(Recorded data)

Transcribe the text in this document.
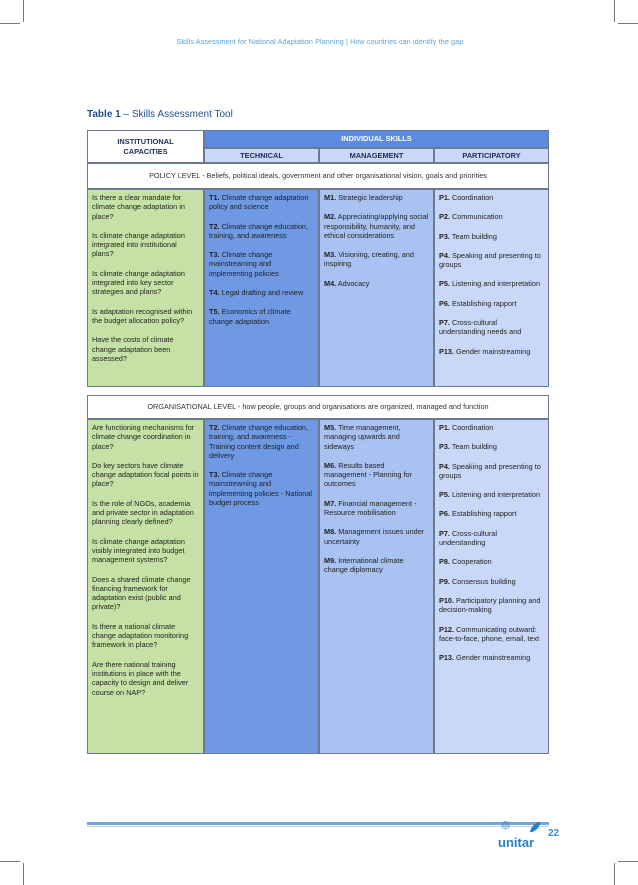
Skills Assessment for National Adaptation Planning | How countries can identify the gap
Table 1 – Skills Assessment Tool
INSTITUTIONAL CAPACITIES
INDIVIDUAL SKILLS
TECHNICAL	MANAGEMENT	PARTICIPATORY
POLICY LEVEL - Beliefs, political ideals, government and other organisational vision, goals and priorities

Is there a clear mandate for climate change adaptation in place?

Is climate change adaptation integrated into institutional plans?

Is climate change adaptation integrated into key sector strategies and plans?

Is adaptation recognised within the budget allocation policy?

Have the costs of climate change adaptation been assessed?

T1. Climate change adaptation policy and science

T2. Climate change education, training, and awareness

T3. Climate change mainstreaming and implementing policies

T4. Legal drafting and review

T5. Economics of climate change adaptation

M1. Strategic leadership

M2. Appreciating/applying social responsibility, humanity, and ethical considerations

M3. Visioning, creating, and inspiring

M4. Advocacy

P1. Coordination

P2. Communication

P3. Team building

P4. Speaking and presenting to groups

P5. Listening and interpretation

P6. Establishing rapport

P7. Cross-cultural understanding needs and

P13. Gender mainstreaming

ORGANISATIONAL LEVEL - how people, groups and organisations are organized, managed and function

Are functioning mechanisms for climate change coordination in place?

Do key sectors have climate change adaptation focal points in place?

Is the role of NGOs, academia and private sector in adaptation planning clearly defined?

Is climate change adaptation visibly integrated into budget management systems?

Does a shared climate change financing framework for adaptation exist (public and private)?

Is there a national climate change adaptation monitoring framework in place?

Are there national training institutions in place with the capacity to design and deliver course on NAP?

T2. Climate change education, training, and awareness - Training content design and delivery

T3. Climate change mainstreaming and implementing policies - National budget process

M5. Time management, managing upwards and sideways

M6. Results based management - Planning for outcomes

M7. Financial management - Resource mobilisation

M8. Management issues under uncertainty

M9. International climate change diplomacy

P1. Coordination

P3. Team building

P4. Speaking and presenting to groups

P5. Listening and interpretation

P6. Establishing rapport

P7. Cross-cultural understanding

P8. Cooperation

P9. Consensus building

P10. Participatory planning and decision-making

P12. Communicating outward: face-to-face, phone, email, text

P13. Gender mainstreaming

unitar
22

**The request:** Go through the listing above and locate each line that holds the word "framework". Copy those lines.

**Answer to the task:**
Does a shared climate change financing framework for adaptation exist (public and private)?
Is there a national climate change adaptation monitoring framework in place?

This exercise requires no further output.